Only the pictures are left out: repeat the rest of the entries exactly.

=-=-=-=-=

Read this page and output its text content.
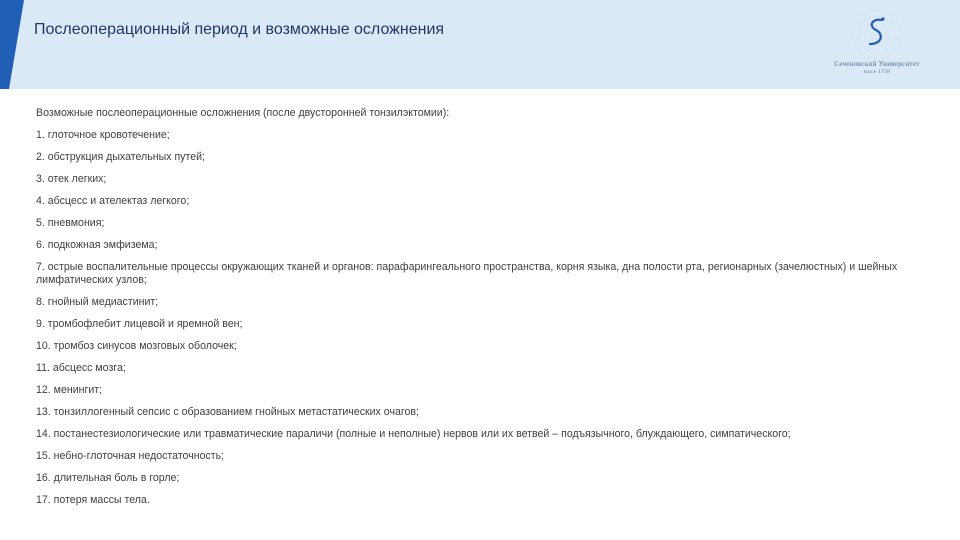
Послеоперационный период и возможные осложнения
Сеченовский Университет
since 1758
Возможные послеоперационные осложнения (после двусторонней тонзилэктомии):
1. глоточное кровотечение;
2. обструкция дыхательных путей;
3. отек легких;
4. абсцесс и ателектаз легкого;
5. пневмония;
6. подкожная эмфизема;
7. острые воспалительные процессы окружающих тканей и органов: парафарингеального пространства, корня языка, дна полости рта, регионарных (зачелюстных) и шейных лимфатических узлов;
8. гнойный медиастинит;
9. тромбофлебит лицевой и яремной вен;
10. тромбоз синусов мозговых оболочек;
11. абсцесс мозга;
12. менингит;
13. тонзиллогенный сепсис с образованием гнойных метастатических очагов;
14. постанестезиологические или травматические параличи (полные и неполные) нервов или их ветвей – подъязычного, блуждающего, симпатического;
15. небно-глоточная недостаточность;
16. длительная боль в горле;
17. потеря массы тела.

=-=-=-=-=

COMPLETE OUTPUT
Read this page and output its text content.
Послеоперационный период и возможные осложнения
Сеченовский Университет
since 1758
Возможные послеоперационные осложнения (после двусторонней тонзилэктомии):
1. глоточное кровотечение;
2. обструкция дыхательных путей;
3. отек легких;
4. абсцесс и ателектаз легкого;
5. пневмония;
6. подкожная эмфизема;
7. острые воспалительные процессы окружающих тканей и органов: парафарингеального пространства, корня языка, дна полости рта, регионарных (зачелюстных) и шейных лимфатических узлов;
8. гнойный медиастинит;
9. тромбофлебит лицевой и яремной вен;
10. тромбоз синусов мозговых оболочек;
11. абсцесс мозга;
12. менингит;
13. тонзиллогенный сепсис с образованием гнойных метастатических очагов;
14. постанестезиологические или травматические параличи (полные и неполные) нервов или их ветвей – подъязычного, блуждающего, симпатического;
15. небно-глоточная недостаточность;
16. длительная боль в горле;
17. потеря массы тела.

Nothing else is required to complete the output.